PROBLEM DESCRIPTION:
Omit the images, then output each of the records below exactly.

-- START DATA RECORDS --

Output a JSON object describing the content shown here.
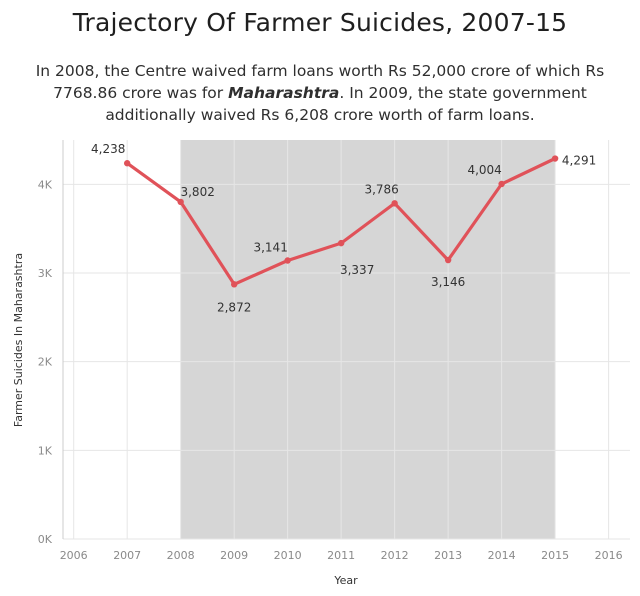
{
  "header": {
    "title": "Trajectory Of Farmer Suicides, 2007-15",
    "subtitle_part1": "In 2008, the Centre waived farm loans worth Rs 52,000 crore of which Rs 7768.86 crore was for ",
    "subtitle_emphasis": "Maharashtra",
    "subtitle_part2": ". In 2009, the state government additionally waived Rs 6,208 crore worth of farm loans."
  },
  "colors": {
    "line": "#e05259",
    "shade": "#d6d6d6",
    "grid": "#e6e6e6",
    "axis": "#cccccc"
  },
  "chart_data": {
    "type": "line",
    "title": "Trajectory Of Farmer Suicides, 2007-15",
    "xlabel": "Year",
    "ylabel": "Farmer Suicides In Maharashtra",
    "x": [
      2007,
      2008,
      2009,
      2010,
      2011,
      2012,
      2013,
      2014,
      2015
    ],
    "values": [
      4238,
      3802,
      2872,
      3141,
      3337,
      3786,
      3146,
      4004,
      4291
    ],
    "labels": [
      "4,238",
      "3,802",
      "2,872",
      "3,141",
      "3,337",
      "3,786",
      "3,146",
      "4,004",
      "4,291"
    ],
    "xlim": [
      2005.8,
      2016.4
    ],
    "ylim": [
      0,
      4500
    ],
    "x_ticks": [
      2006,
      2007,
      2008,
      2009,
      2010,
      2011,
      2012,
      2013,
      2014,
      2015,
      2016
    ],
    "y_ticks": [
      {
        "value": 0,
        "label": "0K"
      },
      {
        "value": 1000,
        "label": "1K"
      },
      {
        "value": 2000,
        "label": "2K"
      },
      {
        "value": 3000,
        "label": "3K"
      },
      {
        "value": 4000,
        "label": "4K"
      }
    ],
    "shaded_range": [
      2008,
      2015
    ],
    "grid": true
  }
}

-- END DATA RECORDS --

TASK SOLUTION:
Output a JSON object describing the content shown here.
{
  "header": {
    "title": "Trajectory Of Farmer Suicides, 2007-15",
    "subtitle_part1": "In 2008, the Centre waived farm loans worth Rs 52,000 crore of which Rs 7768.86 crore was for ",
    "subtitle_emphasis": "Maharashtra",
    "subtitle_part2": ". In 2009, the state government additionally waived Rs 6,208 crore worth of farm loans."
  },
  "colors": {
    "line": "#e05259",
    "shade": "#d6d6d6",
    "grid": "#e6e6e6",
    "axis": "#cccccc"
  },
  "chart_data": {
    "type": "line",
    "title": "Trajectory Of Farmer Suicides, 2007-15",
    "xlabel": "Year",
    "ylabel": "Farmer Suicides In Maharashtra",
    "x": [
      2007,
      2008,
      2009,
      2010,
      2011,
      2012,
      2013,
      2014,
      2015
    ],
    "values": [
      4238,
      3802,
      2872,
      3141,
      3337,
      3786,
      3146,
      4004,
      4291
    ],
    "labels": [
      "4,238",
      "3,802",
      "2,872",
      "3,141",
      "3,337",
      "3,786",
      "3,146",
      "4,004",
      "4,291"
    ],
    "xlim": [
      2005.8,
      2016.4
    ],
    "ylim": [
      0,
      4500
    ],
    "x_ticks": [
      2006,
      2007,
      2008,
      2009,
      2010,
      2011,
      2012,
      2013,
      2014,
      2015,
      2016
    ],
    "y_ticks": [
      {
        "value": 0,
        "label": "0K"
      },
      {
        "value": 1000,
        "label": "1K"
      },
      {
        "value": 2000,
        "label": "2K"
      },
      {
        "value": 3000,
        "label": "3K"
      },
      {
        "value": 4000,
        "label": "4K"
      }
    ],
    "shaded_range": [
      2008,
      2015
    ],
    "grid": true
  }
}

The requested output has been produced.